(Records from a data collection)
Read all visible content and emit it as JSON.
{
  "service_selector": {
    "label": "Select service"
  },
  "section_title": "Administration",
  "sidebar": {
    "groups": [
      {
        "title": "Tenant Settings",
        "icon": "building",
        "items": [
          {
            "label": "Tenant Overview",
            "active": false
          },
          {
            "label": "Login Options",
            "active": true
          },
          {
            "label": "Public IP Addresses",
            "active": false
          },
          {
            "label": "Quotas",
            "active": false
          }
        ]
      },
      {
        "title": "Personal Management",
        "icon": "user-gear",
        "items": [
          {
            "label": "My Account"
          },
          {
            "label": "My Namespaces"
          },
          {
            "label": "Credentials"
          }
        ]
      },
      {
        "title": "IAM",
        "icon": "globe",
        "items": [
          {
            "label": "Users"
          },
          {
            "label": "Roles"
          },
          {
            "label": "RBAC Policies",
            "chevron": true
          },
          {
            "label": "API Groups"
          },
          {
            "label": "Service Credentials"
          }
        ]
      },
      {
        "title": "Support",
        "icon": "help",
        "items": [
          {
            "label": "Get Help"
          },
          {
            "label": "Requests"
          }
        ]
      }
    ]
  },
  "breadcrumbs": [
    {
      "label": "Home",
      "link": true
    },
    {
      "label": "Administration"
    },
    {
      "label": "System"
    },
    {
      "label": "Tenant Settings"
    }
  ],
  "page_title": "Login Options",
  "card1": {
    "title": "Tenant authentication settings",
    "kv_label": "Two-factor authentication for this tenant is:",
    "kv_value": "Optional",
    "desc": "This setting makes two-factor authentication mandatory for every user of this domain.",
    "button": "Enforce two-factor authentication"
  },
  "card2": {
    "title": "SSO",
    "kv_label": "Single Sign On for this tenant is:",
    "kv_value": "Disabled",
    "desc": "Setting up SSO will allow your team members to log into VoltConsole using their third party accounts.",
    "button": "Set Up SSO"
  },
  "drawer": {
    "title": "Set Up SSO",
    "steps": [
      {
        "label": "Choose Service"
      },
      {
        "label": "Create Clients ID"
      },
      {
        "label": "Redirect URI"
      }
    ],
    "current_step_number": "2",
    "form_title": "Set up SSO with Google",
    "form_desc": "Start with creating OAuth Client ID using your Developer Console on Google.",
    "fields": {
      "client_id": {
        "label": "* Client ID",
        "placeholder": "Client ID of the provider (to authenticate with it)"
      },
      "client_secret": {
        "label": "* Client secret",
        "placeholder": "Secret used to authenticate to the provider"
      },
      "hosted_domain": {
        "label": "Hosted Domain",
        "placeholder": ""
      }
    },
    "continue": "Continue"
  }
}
...
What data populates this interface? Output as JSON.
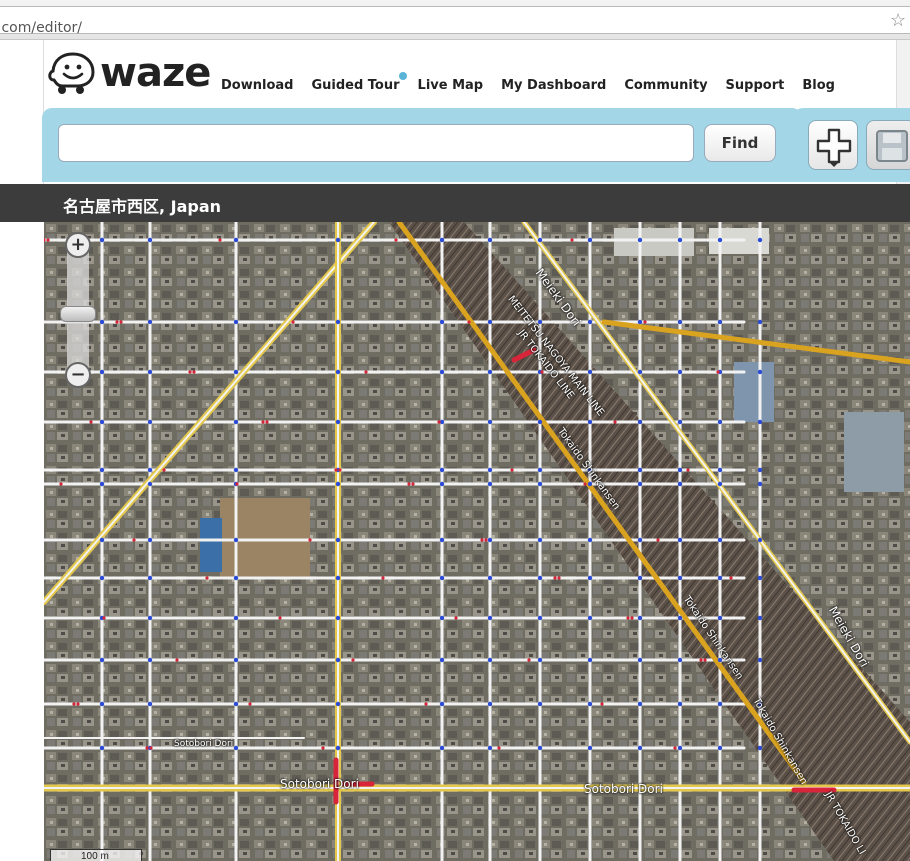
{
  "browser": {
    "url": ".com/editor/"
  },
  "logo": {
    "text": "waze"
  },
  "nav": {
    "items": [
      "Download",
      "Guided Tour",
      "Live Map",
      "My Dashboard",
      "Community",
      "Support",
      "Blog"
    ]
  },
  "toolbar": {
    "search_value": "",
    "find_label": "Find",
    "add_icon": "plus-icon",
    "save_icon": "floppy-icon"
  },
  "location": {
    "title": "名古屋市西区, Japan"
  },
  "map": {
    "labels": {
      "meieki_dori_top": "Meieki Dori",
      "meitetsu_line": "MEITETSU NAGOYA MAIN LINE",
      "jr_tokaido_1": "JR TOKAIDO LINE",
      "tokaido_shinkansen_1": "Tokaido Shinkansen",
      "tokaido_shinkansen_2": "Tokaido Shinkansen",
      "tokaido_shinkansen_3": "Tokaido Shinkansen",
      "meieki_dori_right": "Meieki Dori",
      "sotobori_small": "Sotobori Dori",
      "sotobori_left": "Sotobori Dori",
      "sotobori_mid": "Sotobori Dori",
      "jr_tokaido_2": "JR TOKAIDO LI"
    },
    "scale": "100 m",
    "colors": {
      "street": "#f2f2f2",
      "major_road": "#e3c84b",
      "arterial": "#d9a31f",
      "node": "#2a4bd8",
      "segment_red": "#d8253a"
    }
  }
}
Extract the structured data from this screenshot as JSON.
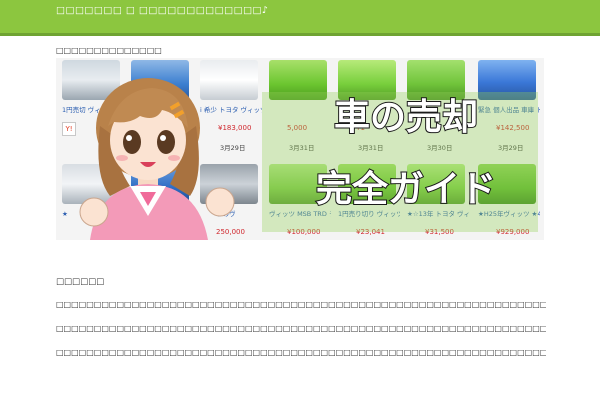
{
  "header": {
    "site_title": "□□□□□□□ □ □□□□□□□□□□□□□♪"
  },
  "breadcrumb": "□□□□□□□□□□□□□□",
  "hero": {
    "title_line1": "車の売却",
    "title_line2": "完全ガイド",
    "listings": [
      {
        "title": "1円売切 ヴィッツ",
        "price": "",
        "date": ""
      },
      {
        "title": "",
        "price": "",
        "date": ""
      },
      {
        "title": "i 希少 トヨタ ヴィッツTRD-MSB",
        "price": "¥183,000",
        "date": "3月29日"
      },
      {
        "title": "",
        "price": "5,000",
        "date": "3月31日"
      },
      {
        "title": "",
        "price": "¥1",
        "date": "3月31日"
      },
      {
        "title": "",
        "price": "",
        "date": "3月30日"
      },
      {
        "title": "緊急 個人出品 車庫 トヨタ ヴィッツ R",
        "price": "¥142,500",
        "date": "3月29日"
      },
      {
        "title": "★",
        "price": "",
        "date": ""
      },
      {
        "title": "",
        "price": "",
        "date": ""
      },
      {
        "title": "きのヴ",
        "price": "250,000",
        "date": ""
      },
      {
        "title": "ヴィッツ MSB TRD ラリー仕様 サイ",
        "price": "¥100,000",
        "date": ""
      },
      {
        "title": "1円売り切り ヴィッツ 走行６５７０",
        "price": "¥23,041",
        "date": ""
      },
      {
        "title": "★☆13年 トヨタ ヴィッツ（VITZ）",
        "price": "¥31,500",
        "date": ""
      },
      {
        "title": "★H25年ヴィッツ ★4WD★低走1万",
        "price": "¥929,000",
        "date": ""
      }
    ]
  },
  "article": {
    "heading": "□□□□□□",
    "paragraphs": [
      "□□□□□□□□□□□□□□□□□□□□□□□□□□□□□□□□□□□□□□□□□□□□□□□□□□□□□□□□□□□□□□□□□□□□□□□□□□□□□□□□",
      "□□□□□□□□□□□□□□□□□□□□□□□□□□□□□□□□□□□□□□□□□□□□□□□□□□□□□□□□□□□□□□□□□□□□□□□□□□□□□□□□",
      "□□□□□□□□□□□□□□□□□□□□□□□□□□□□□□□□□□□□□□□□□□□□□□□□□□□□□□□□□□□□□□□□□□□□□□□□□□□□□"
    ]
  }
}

> [SHORT TASK] Pull out every line containing "authenticate".

> [RESULT OF THE EXERCISE]
        "placeholder": "Client ID of the provider (to authenticate with it)"
        "placeholder": "Secret used to authenticate to the provider"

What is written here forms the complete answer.